_WHAT TO DO_:
Recast the entries from the start through the line containing "bar-calculated-14 [2352, 312, 2378, 568]", inclusive, as a Markdown table with a Row column giving the row number and a Line column giving the line, leaving out any blank lines.

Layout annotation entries
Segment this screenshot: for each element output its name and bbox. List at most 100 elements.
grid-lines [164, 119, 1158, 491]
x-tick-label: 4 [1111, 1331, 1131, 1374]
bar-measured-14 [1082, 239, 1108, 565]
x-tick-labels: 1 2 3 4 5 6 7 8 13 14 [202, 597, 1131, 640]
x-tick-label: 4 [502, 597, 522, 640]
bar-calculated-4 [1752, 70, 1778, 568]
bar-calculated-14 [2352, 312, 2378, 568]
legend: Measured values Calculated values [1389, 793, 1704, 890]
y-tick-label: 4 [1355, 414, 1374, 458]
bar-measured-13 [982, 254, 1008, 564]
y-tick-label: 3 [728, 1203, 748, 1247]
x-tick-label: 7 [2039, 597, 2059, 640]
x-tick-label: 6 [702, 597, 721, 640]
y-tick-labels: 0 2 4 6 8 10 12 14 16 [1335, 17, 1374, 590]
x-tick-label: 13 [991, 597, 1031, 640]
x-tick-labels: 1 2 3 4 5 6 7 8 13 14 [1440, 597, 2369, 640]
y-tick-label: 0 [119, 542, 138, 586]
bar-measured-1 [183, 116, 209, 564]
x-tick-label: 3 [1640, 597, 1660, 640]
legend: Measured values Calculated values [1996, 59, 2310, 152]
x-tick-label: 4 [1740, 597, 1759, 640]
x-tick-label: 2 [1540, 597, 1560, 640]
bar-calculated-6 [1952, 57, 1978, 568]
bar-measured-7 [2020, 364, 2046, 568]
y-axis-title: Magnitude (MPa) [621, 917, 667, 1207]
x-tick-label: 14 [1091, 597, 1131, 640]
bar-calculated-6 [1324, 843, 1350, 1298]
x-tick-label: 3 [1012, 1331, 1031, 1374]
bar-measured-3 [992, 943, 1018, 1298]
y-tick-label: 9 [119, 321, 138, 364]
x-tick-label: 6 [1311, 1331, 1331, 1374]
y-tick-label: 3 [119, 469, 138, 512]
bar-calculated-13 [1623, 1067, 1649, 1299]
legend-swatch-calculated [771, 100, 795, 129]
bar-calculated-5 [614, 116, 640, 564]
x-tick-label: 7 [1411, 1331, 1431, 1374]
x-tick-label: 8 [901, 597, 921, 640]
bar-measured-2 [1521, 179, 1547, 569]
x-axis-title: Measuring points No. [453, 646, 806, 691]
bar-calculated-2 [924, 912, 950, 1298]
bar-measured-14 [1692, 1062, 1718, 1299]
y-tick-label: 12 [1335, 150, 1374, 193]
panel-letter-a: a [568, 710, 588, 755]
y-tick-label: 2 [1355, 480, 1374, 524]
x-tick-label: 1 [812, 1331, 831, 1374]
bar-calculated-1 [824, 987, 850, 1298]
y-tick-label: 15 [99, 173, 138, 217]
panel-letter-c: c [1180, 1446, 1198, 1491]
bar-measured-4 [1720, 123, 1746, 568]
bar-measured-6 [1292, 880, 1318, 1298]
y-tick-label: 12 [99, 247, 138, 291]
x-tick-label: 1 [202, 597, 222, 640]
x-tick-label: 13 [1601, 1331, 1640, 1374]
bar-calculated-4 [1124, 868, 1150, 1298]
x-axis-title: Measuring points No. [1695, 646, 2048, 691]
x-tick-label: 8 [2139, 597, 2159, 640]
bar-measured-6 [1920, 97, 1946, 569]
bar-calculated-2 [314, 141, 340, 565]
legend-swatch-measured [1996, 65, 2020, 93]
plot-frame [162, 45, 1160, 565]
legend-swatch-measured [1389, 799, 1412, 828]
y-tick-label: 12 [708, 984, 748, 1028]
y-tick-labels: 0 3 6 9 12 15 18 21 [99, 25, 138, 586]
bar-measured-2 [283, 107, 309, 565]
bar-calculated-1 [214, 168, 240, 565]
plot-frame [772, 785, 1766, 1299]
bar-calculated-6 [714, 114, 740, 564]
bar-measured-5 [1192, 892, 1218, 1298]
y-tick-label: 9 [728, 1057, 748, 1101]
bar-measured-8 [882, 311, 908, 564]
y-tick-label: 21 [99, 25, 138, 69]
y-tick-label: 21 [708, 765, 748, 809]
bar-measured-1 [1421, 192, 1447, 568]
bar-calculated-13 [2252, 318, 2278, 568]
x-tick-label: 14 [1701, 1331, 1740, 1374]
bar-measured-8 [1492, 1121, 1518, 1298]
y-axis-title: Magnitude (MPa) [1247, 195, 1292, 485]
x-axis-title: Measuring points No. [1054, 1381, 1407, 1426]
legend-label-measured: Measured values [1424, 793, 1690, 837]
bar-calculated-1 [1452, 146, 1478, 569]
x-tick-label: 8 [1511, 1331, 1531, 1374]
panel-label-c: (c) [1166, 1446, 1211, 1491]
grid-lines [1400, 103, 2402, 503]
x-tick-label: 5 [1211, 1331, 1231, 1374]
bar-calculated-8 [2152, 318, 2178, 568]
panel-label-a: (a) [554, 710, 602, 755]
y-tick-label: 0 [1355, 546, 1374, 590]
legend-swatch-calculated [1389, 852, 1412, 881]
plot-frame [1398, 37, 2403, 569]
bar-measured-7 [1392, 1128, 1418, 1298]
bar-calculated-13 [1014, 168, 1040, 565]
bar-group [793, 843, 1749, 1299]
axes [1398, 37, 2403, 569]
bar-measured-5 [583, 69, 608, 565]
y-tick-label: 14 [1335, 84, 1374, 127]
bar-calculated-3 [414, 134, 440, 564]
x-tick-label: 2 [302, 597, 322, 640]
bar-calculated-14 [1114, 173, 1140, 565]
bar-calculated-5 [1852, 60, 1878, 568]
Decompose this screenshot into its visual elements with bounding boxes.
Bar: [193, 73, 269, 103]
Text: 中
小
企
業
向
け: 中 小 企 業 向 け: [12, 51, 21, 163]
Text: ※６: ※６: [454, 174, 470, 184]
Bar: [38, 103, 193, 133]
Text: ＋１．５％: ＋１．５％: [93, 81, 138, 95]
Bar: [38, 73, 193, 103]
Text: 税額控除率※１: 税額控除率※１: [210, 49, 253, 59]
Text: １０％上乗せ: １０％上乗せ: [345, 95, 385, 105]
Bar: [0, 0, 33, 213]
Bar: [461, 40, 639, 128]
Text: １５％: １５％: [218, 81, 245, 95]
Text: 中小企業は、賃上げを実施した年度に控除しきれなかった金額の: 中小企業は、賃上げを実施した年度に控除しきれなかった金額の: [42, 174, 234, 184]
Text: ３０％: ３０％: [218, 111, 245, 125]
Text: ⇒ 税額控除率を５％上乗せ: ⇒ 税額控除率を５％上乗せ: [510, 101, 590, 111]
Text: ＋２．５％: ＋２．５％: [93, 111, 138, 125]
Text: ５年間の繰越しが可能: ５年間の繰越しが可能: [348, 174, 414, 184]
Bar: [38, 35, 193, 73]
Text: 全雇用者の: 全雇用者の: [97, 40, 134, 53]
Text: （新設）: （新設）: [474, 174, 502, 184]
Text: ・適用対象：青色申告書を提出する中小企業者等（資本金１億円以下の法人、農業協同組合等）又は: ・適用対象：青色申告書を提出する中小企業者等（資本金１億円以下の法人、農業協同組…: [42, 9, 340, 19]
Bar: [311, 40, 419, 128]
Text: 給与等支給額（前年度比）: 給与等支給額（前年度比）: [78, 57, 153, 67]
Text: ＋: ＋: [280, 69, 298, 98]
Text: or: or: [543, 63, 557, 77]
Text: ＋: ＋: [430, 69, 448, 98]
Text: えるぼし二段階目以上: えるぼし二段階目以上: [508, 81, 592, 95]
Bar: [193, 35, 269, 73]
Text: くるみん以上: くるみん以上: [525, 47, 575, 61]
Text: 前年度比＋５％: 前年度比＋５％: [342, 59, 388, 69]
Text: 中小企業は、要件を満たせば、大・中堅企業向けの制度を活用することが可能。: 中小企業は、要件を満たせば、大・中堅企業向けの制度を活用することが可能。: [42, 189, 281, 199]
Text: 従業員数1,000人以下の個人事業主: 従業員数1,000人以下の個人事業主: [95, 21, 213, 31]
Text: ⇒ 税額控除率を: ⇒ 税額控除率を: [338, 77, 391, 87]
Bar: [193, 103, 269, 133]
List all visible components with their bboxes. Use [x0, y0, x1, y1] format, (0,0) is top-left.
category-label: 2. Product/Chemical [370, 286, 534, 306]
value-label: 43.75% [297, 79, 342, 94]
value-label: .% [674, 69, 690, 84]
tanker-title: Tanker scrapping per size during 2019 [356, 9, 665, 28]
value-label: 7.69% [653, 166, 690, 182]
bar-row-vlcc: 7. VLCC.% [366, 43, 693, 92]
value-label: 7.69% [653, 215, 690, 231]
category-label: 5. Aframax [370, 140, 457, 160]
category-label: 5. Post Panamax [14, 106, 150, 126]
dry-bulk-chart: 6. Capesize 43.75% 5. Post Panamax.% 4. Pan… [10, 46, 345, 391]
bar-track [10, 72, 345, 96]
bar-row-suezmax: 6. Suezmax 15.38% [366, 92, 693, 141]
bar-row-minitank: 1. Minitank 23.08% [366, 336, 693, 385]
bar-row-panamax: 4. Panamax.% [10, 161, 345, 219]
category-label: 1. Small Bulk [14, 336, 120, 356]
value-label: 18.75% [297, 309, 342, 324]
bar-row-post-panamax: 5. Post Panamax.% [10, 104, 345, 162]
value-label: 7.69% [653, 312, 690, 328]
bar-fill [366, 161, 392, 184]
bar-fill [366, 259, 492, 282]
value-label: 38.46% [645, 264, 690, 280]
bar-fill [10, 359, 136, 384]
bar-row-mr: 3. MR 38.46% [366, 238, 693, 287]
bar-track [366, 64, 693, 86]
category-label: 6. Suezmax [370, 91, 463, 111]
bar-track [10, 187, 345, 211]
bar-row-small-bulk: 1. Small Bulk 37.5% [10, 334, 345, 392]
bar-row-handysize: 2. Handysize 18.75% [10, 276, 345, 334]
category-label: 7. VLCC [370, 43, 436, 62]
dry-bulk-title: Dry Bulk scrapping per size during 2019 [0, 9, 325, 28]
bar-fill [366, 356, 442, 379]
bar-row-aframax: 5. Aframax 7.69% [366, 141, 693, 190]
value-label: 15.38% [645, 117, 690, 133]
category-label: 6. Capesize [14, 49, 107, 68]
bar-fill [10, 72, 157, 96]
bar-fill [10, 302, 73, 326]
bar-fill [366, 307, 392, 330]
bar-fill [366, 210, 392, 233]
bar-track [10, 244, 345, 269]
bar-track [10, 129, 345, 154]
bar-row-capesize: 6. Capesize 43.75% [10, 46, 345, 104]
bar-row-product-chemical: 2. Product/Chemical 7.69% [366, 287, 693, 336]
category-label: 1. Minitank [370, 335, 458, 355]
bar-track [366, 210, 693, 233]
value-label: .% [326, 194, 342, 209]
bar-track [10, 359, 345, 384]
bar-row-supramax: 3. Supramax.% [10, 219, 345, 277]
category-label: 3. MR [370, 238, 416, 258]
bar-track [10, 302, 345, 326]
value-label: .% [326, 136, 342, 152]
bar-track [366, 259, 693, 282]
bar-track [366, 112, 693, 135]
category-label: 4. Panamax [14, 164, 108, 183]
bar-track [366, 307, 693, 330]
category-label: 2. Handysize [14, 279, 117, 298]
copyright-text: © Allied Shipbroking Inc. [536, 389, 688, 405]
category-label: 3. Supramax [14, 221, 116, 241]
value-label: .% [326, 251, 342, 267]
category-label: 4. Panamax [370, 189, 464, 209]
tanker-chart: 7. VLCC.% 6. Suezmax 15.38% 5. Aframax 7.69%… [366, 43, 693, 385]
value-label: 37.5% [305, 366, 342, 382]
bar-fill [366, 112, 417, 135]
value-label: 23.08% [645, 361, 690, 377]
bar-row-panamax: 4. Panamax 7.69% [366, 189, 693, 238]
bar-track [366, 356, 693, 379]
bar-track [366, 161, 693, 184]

_WRITTEN SOLUTION_:
| Row | Line |
|---|---|
| 1 | Segment this screenshot: for each element output its name and bbox. List at most 100 elements. |
| 2 | grid-lines [164, 119, 1158, 491] |
| 3 | x-tick-label: 4 [1111, 1331, 1131, 1374] |
| 4 | bar-measured-14 [1082, 239, 1108, 565] |
| 5 | x-tick-labels: 1 2 3 4 5 6 7 8 13 14 [202, 597, 1131, 640] |
| 6 | x-tick-label: 4 [502, 597, 522, 640] |
| 7 | bar-calculated-4 [1752, 70, 1778, 568] |
| 8 | bar-calculated-14 [2352, 312, 2378, 568] |